## START

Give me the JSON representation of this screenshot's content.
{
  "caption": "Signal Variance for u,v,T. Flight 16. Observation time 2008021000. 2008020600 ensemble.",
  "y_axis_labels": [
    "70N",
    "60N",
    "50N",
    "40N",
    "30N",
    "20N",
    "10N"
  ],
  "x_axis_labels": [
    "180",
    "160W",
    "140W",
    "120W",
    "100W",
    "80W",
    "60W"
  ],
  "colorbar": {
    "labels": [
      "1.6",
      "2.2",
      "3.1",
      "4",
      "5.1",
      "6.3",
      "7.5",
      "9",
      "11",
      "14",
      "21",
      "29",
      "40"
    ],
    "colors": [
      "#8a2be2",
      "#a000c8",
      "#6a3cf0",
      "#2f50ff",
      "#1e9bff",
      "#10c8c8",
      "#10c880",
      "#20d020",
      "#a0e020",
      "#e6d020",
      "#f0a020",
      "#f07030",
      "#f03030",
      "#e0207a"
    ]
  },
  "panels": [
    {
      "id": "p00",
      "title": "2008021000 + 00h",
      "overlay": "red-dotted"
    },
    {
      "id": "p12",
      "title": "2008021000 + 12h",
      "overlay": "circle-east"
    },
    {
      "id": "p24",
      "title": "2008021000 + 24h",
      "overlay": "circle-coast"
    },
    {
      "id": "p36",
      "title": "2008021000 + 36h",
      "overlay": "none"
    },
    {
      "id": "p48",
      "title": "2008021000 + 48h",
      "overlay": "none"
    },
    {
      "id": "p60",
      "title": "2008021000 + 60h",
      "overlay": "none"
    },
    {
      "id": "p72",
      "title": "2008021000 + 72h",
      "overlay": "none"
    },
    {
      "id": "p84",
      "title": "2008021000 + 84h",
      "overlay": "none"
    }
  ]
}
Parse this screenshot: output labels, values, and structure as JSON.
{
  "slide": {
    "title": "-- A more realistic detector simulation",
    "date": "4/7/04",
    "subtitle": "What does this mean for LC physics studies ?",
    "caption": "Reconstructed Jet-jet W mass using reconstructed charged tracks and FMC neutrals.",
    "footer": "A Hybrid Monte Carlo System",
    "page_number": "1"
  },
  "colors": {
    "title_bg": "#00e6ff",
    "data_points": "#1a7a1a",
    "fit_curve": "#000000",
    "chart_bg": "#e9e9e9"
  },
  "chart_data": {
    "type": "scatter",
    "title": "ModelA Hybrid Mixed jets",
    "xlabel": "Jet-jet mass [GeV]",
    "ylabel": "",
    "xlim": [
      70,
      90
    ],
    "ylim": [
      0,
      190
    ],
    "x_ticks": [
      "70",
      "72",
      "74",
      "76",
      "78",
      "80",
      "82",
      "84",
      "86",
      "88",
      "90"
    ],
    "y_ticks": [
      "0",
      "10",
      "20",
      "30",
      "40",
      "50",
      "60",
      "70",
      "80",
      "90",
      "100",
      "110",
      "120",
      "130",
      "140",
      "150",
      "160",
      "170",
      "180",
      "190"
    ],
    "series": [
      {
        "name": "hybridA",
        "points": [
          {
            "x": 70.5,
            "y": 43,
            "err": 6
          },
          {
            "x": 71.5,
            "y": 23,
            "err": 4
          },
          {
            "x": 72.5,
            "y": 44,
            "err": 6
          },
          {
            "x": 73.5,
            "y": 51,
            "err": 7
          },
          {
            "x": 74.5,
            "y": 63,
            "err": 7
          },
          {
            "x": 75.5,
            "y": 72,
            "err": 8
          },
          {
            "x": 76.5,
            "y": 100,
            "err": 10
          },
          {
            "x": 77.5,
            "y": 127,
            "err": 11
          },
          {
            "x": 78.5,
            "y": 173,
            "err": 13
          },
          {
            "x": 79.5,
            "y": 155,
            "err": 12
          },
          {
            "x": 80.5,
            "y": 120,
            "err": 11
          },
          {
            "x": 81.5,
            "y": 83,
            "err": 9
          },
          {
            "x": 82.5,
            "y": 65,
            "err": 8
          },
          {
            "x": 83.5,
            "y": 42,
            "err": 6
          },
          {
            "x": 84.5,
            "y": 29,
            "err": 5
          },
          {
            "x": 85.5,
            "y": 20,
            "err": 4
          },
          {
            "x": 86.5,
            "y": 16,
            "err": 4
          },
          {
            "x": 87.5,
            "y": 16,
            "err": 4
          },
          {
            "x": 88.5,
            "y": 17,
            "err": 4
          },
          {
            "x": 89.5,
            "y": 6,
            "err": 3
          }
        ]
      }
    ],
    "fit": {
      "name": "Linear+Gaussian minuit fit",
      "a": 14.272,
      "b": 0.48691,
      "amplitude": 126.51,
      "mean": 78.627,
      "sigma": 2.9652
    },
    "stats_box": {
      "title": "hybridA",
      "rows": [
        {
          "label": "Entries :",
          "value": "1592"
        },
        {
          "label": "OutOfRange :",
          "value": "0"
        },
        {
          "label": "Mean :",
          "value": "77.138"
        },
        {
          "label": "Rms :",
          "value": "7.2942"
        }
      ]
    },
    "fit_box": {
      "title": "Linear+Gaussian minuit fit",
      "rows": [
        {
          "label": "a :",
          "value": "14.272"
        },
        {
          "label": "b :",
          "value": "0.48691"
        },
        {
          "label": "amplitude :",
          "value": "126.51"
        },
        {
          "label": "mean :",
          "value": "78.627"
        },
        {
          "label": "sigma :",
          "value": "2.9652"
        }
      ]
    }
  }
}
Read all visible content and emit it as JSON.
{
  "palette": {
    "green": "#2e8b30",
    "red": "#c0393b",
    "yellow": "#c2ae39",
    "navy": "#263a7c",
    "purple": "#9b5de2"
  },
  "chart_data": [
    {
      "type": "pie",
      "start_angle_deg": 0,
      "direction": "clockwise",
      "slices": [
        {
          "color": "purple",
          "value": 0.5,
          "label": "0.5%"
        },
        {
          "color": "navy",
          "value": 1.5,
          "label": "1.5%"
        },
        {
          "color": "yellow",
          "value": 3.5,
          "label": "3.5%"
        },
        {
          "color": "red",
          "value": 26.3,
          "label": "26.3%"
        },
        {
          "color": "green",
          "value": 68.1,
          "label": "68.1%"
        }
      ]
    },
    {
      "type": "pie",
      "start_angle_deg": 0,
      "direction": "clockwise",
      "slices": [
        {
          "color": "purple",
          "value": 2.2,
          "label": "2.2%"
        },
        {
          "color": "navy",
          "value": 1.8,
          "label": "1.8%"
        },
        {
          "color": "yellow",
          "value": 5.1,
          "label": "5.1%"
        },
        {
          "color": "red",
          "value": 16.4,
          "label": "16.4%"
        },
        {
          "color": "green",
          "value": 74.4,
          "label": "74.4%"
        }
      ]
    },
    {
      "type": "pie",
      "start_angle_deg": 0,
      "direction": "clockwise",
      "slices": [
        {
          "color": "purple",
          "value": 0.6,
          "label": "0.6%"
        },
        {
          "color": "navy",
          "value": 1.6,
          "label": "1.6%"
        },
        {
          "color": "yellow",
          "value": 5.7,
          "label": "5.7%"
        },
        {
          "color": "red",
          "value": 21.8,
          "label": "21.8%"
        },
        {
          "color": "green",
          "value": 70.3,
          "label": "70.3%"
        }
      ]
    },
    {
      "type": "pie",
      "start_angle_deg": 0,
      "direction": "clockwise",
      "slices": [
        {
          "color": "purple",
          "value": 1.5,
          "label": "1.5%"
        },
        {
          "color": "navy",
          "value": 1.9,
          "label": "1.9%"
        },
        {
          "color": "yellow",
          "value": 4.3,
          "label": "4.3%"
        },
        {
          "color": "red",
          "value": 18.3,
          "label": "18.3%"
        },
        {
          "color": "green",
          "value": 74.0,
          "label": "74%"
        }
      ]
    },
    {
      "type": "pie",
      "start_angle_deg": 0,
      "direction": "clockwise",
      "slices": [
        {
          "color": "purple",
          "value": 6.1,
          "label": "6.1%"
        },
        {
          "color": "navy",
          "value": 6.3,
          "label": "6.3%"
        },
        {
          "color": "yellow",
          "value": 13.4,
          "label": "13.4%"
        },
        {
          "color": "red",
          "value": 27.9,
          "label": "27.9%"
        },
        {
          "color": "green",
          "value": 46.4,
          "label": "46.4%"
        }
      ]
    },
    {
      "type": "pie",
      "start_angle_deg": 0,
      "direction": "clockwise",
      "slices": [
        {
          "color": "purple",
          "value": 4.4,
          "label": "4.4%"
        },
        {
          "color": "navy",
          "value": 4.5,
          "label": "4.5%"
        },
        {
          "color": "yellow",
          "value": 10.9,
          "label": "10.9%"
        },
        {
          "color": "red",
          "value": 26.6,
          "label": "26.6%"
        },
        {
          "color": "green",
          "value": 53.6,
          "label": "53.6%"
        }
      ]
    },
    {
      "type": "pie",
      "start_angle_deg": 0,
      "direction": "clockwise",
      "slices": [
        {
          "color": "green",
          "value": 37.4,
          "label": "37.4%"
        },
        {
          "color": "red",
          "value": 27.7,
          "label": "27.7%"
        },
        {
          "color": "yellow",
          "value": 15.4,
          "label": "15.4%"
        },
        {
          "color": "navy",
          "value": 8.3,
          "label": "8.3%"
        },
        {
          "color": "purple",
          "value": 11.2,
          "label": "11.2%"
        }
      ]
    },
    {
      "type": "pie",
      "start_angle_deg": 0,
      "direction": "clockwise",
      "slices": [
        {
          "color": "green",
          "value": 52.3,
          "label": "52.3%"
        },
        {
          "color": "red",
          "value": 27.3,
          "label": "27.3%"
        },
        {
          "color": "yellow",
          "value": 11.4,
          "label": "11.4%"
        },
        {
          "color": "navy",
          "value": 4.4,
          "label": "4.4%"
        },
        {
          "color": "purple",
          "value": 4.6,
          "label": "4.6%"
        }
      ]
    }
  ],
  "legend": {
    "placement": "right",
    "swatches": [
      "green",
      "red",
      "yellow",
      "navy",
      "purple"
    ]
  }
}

## END

What is required
Across the material above, how many lines include the string "caption"? Only the number is wanted.

Answer for the task
2